Annotations of page elements

::::

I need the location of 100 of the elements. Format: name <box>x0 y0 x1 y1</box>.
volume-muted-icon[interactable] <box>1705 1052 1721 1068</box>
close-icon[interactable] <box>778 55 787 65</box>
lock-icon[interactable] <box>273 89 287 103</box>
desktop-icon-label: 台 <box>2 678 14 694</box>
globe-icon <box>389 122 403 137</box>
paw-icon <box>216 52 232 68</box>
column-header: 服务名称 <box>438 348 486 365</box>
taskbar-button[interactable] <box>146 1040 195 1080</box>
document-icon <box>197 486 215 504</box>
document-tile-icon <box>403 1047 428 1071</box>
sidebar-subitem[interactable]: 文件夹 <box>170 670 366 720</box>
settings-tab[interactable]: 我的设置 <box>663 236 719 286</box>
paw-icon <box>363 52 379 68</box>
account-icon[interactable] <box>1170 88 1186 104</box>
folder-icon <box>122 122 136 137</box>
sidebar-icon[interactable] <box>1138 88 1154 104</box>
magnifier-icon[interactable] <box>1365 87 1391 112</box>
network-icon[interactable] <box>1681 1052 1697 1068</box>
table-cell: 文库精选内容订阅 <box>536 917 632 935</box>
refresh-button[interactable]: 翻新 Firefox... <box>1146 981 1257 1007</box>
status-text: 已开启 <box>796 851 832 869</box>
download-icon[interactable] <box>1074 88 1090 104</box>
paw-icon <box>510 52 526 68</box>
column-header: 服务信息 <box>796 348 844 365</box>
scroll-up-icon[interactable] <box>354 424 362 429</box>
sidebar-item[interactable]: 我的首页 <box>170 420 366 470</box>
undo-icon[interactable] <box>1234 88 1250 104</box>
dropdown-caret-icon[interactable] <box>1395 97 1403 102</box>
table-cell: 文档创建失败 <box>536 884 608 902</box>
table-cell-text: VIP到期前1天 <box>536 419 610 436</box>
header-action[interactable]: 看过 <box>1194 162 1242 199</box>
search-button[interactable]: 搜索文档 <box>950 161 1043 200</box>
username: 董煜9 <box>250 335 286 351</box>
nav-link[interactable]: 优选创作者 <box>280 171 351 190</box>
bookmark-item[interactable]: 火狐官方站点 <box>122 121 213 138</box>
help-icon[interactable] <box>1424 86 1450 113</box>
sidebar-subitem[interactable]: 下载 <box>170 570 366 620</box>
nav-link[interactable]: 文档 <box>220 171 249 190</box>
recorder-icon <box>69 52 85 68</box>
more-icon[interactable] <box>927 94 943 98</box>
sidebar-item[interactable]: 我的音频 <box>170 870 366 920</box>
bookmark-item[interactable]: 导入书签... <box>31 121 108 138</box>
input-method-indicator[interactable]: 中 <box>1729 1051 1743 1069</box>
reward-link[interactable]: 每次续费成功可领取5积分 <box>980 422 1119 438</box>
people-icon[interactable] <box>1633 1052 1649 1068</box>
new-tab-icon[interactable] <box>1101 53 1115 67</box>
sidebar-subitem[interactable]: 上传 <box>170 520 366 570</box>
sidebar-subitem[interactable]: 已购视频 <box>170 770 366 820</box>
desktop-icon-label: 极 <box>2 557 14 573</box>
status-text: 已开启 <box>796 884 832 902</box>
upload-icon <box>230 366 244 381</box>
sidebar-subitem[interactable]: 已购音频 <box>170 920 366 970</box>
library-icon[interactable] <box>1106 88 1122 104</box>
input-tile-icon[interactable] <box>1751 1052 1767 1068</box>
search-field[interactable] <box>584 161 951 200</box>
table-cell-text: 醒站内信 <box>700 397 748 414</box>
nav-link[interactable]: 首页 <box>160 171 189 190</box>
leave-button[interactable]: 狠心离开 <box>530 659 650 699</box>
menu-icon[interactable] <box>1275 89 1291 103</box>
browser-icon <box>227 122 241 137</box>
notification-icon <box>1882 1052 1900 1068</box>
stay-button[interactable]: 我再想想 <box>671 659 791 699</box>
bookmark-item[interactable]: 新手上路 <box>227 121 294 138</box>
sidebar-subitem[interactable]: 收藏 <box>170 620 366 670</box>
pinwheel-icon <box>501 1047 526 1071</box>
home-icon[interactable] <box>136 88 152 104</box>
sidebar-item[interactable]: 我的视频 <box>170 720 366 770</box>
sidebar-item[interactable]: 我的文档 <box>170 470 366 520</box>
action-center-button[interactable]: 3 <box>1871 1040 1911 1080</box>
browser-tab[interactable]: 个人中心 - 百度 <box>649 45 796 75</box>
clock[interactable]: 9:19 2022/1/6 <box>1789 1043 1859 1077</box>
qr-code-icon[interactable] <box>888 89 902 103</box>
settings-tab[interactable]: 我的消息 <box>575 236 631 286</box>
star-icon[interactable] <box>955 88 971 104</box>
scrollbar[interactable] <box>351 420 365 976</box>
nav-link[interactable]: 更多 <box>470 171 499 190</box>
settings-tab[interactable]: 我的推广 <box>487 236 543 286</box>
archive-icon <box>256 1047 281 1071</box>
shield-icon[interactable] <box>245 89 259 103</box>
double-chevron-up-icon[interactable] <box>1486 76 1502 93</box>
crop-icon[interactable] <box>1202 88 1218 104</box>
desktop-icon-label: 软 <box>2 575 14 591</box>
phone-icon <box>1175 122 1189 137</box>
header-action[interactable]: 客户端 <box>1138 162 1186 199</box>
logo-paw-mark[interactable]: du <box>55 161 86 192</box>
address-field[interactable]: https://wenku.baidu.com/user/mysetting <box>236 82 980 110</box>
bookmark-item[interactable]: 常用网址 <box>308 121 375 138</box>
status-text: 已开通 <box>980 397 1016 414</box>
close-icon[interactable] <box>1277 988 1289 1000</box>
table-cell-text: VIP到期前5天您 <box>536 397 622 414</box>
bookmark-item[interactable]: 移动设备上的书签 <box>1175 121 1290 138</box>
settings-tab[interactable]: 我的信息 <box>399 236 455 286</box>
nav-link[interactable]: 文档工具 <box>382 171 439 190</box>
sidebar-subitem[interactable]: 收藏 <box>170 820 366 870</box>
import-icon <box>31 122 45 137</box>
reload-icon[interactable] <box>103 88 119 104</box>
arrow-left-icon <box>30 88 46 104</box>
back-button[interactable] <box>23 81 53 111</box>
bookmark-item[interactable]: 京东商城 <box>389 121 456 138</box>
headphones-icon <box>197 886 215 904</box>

::::

▶ [Challenge]: Reproduce everything in the material from its first line down to the line containing "status-text: 已开启 <box>796 851 832 869</box>", word for word, including both of those lines.

▶ [Output of the task]:
I need the location of 100 of the elements. Format: name <box>x0 y0 x1 y1</box>.
volume-muted-icon[interactable] <box>1705 1052 1721 1068</box>
close-icon[interactable] <box>778 55 787 65</box>
lock-icon[interactable] <box>273 89 287 103</box>
desktop-icon-label: 台 <box>2 678 14 694</box>
globe-icon <box>389 122 403 137</box>
paw-icon <box>216 52 232 68</box>
column-header: 服务名称 <box>438 348 486 365</box>
taskbar-button[interactable] <box>146 1040 195 1080</box>
document-icon <box>197 486 215 504</box>
document-tile-icon <box>403 1047 428 1071</box>
sidebar-subitem[interactable]: 文件夹 <box>170 670 366 720</box>
settings-tab[interactable]: 我的设置 <box>663 236 719 286</box>
paw-icon <box>363 52 379 68</box>
account-icon[interactable] <box>1170 88 1186 104</box>
folder-icon <box>122 122 136 137</box>
sidebar-icon[interactable] <box>1138 88 1154 104</box>
magnifier-icon[interactable] <box>1365 87 1391 112</box>
network-icon[interactable] <box>1681 1052 1697 1068</box>
table-cell: 文库精选内容订阅 <box>536 917 632 935</box>
refresh-button[interactable]: 翻新 Firefox... <box>1146 981 1257 1007</box>
status-text: 已开启 <box>796 851 832 869</box>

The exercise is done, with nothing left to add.